• _Task description_:
Keep the images out and copy every entry below exactly.

** START Record list **

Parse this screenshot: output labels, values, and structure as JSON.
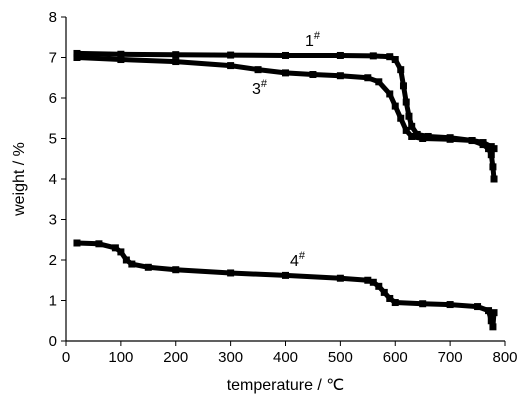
{
  "chart_data": {
    "type": "scatter",
    "title": "",
    "xlabel": "temperature / ℃",
    "ylabel": "weight / %",
    "xlim": [
      0,
      800
    ],
    "ylim": [
      0,
      8
    ],
    "xticks": [
      "0",
      "100",
      "200",
      "300",
      "400",
      "500",
      "600",
      "700",
      "800"
    ],
    "yticks": [
      "0",
      "1",
      "2",
      "3",
      "4",
      "5",
      "6",
      "7",
      "8"
    ],
    "grid": false,
    "legend": "none",
    "series": [
      {
        "name": "1",
        "sup": "#",
        "color": "#000000",
        "points": [
          [
            20,
            7.1
          ],
          [
            100,
            7.08
          ],
          [
            200,
            7.07
          ],
          [
            300,
            7.06
          ],
          [
            400,
            7.05
          ],
          [
            500,
            7.05
          ],
          [
            560,
            7.04
          ],
          [
            590,
            7.02
          ],
          [
            600,
            6.95
          ],
          [
            610,
            6.7
          ],
          [
            615,
            6.3
          ],
          [
            620,
            5.9
          ],
          [
            625,
            5.55
          ],
          [
            630,
            5.3
          ],
          [
            640,
            5.1
          ],
          [
            660,
            5.05
          ],
          [
            700,
            5.02
          ],
          [
            740,
            4.95
          ],
          [
            760,
            4.85
          ],
          [
            770,
            4.75
          ],
          [
            775,
            4.6
          ],
          [
            778,
            4.3
          ],
          [
            780,
            4.0
          ]
        ]
      },
      {
        "name": "3",
        "sup": "#",
        "color": "#000000",
        "points": [
          [
            20,
            7.0
          ],
          [
            100,
            6.95
          ],
          [
            200,
            6.9
          ],
          [
            300,
            6.8
          ],
          [
            350,
            6.7
          ],
          [
            400,
            6.62
          ],
          [
            450,
            6.58
          ],
          [
            500,
            6.55
          ],
          [
            550,
            6.5
          ],
          [
            570,
            6.4
          ],
          [
            590,
            6.1
          ],
          [
            600,
            5.8
          ],
          [
            610,
            5.5
          ],
          [
            620,
            5.2
          ],
          [
            630,
            5.05
          ],
          [
            650,
            5.0
          ],
          [
            700,
            4.98
          ],
          [
            740,
            4.95
          ],
          [
            760,
            4.9
          ],
          [
            775,
            4.8
          ],
          [
            780,
            4.75
          ]
        ]
      },
      {
        "name": "4",
        "sup": "#",
        "color": "#000000",
        "points": [
          [
            20,
            2.42
          ],
          [
            60,
            2.4
          ],
          [
            90,
            2.3
          ],
          [
            100,
            2.2
          ],
          [
            110,
            2.0
          ],
          [
            120,
            1.9
          ],
          [
            150,
            1.82
          ],
          [
            200,
            1.76
          ],
          [
            300,
            1.68
          ],
          [
            400,
            1.62
          ],
          [
            500,
            1.55
          ],
          [
            550,
            1.5
          ],
          [
            560,
            1.45
          ],
          [
            570,
            1.35
          ],
          [
            580,
            1.2
          ],
          [
            590,
            1.05
          ],
          [
            600,
            0.95
          ],
          [
            650,
            0.92
          ],
          [
            700,
            0.9
          ],
          [
            750,
            0.85
          ],
          [
            770,
            0.75
          ],
          [
            775,
            0.5
          ],
          [
            778,
            0.35
          ],
          [
            780,
            0.7
          ]
        ]
      }
    ]
  }
}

** END Record list **

• _Exercise result_:
Parse this screenshot: output labels, values, and structure as JSON.
{
  "chart_data": {
    "type": "scatter",
    "title": "",
    "xlabel": "temperature / ℃",
    "ylabel": "weight / %",
    "xlim": [
      0,
      800
    ],
    "ylim": [
      0,
      8
    ],
    "xticks": [
      "0",
      "100",
      "200",
      "300",
      "400",
      "500",
      "600",
      "700",
      "800"
    ],
    "yticks": [
      "0",
      "1",
      "2",
      "3",
      "4",
      "5",
      "6",
      "7",
      "8"
    ],
    "grid": false,
    "legend": "none",
    "series": [
      {
        "name": "1",
        "sup": "#",
        "color": "#000000",
        "points": [
          [
            20,
            7.1
          ],
          [
            100,
            7.08
          ],
          [
            200,
            7.07
          ],
          [
            300,
            7.06
          ],
          [
            400,
            7.05
          ],
          [
            500,
            7.05
          ],
          [
            560,
            7.04
          ],
          [
            590,
            7.02
          ],
          [
            600,
            6.95
          ],
          [
            610,
            6.7
          ],
          [
            615,
            6.3
          ],
          [
            620,
            5.9
          ],
          [
            625,
            5.55
          ],
          [
            630,
            5.3
          ],
          [
            640,
            5.1
          ],
          [
            660,
            5.05
          ],
          [
            700,
            5.02
          ],
          [
            740,
            4.95
          ],
          [
            760,
            4.85
          ],
          [
            770,
            4.75
          ],
          [
            775,
            4.6
          ],
          [
            778,
            4.3
          ],
          [
            780,
            4.0
          ]
        ]
      },
      {
        "name": "3",
        "sup": "#",
        "color": "#000000",
        "points": [
          [
            20,
            7.0
          ],
          [
            100,
            6.95
          ],
          [
            200,
            6.9
          ],
          [
            300,
            6.8
          ],
          [
            350,
            6.7
          ],
          [
            400,
            6.62
          ],
          [
            450,
            6.58
          ],
          [
            500,
            6.55
          ],
          [
            550,
            6.5
          ],
          [
            570,
            6.4
          ],
          [
            590,
            6.1
          ],
          [
            600,
            5.8
          ],
          [
            610,
            5.5
          ],
          [
            620,
            5.2
          ],
          [
            630,
            5.05
          ],
          [
            650,
            5.0
          ],
          [
            700,
            4.98
          ],
          [
            740,
            4.95
          ],
          [
            760,
            4.9
          ],
          [
            775,
            4.8
          ],
          [
            780,
            4.75
          ]
        ]
      },
      {
        "name": "4",
        "sup": "#",
        "color": "#000000",
        "points": [
          [
            20,
            2.42
          ],
          [
            60,
            2.4
          ],
          [
            90,
            2.3
          ],
          [
            100,
            2.2
          ],
          [
            110,
            2.0
          ],
          [
            120,
            1.9
          ],
          [
            150,
            1.82
          ],
          [
            200,
            1.76
          ],
          [
            300,
            1.68
          ],
          [
            400,
            1.62
          ],
          [
            500,
            1.55
          ],
          [
            550,
            1.5
          ],
          [
            560,
            1.45
          ],
          [
            570,
            1.35
          ],
          [
            580,
            1.2
          ],
          [
            590,
            1.05
          ],
          [
            600,
            0.95
          ],
          [
            650,
            0.92
          ],
          [
            700,
            0.9
          ],
          [
            750,
            0.85
          ],
          [
            770,
            0.75
          ],
          [
            775,
            0.5
          ],
          [
            778,
            0.35
          ],
          [
            780,
            0.7
          ]
        ]
      }
    ]
  }
}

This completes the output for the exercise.